Please list all lines of the material below in which the string "Lower" occurs.

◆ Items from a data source
______

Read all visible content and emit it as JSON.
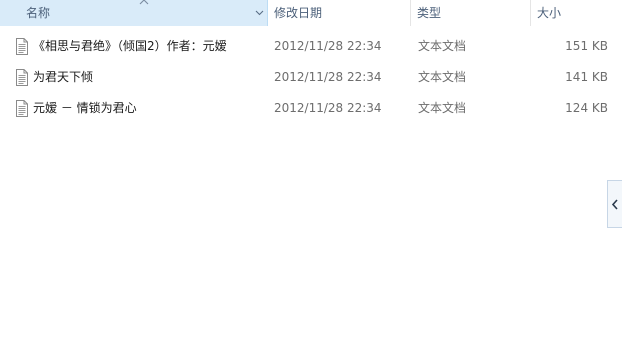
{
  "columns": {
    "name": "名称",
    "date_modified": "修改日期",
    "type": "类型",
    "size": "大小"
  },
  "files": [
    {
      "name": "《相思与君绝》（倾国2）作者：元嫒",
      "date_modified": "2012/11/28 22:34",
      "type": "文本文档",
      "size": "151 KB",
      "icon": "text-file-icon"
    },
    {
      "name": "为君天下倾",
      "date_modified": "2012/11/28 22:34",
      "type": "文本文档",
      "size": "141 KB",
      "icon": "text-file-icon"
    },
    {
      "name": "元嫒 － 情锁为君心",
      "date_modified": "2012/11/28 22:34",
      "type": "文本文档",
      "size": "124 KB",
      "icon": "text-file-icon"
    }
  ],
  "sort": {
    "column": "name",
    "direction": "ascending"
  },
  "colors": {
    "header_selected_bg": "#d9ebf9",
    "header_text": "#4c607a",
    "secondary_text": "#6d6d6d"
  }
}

______

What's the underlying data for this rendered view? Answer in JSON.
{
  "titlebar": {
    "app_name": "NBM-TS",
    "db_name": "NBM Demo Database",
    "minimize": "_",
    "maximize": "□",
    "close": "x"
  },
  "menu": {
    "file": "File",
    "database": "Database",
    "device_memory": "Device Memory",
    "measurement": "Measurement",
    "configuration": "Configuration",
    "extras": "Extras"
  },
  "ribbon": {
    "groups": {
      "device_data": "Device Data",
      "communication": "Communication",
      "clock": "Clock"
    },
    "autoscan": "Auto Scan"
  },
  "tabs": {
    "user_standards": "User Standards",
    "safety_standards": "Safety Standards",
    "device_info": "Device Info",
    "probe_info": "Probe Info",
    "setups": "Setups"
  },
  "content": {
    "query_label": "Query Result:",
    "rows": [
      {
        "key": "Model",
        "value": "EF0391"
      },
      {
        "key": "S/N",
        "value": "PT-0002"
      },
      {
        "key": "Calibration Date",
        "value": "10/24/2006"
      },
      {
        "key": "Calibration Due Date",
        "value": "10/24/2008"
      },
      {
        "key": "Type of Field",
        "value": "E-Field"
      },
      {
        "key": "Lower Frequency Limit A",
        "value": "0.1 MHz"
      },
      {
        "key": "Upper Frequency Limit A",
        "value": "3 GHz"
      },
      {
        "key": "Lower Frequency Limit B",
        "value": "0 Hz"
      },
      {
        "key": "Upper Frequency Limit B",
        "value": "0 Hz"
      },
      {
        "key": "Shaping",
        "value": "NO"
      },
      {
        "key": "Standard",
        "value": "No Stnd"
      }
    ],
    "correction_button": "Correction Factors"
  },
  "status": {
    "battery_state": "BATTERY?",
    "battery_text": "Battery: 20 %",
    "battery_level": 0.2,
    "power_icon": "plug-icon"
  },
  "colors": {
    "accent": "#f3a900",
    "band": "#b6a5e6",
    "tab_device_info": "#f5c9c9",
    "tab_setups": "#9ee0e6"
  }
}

______

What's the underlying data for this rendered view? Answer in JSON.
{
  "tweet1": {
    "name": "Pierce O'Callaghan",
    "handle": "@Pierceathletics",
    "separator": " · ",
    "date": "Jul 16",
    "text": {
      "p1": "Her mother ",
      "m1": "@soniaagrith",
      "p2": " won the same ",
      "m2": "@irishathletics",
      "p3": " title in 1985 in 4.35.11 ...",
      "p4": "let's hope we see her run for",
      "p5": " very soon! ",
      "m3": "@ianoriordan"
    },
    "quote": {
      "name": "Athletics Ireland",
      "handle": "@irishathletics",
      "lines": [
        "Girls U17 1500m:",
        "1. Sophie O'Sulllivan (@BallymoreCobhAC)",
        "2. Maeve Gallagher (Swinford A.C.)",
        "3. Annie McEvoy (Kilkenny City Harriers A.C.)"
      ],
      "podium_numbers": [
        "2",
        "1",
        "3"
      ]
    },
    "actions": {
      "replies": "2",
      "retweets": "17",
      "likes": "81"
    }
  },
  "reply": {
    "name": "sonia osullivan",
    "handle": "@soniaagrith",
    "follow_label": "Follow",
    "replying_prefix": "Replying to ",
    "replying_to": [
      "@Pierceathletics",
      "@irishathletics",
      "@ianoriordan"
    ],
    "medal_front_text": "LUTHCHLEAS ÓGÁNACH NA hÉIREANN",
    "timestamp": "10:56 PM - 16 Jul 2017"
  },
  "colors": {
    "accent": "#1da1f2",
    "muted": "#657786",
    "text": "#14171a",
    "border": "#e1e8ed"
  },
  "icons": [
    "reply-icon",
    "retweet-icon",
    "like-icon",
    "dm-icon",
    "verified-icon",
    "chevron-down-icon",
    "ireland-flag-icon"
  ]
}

______

◆ Output of the exercise
        "key": "Lower Frequency Limit A",
        "key": "Lower Frequency Limit B",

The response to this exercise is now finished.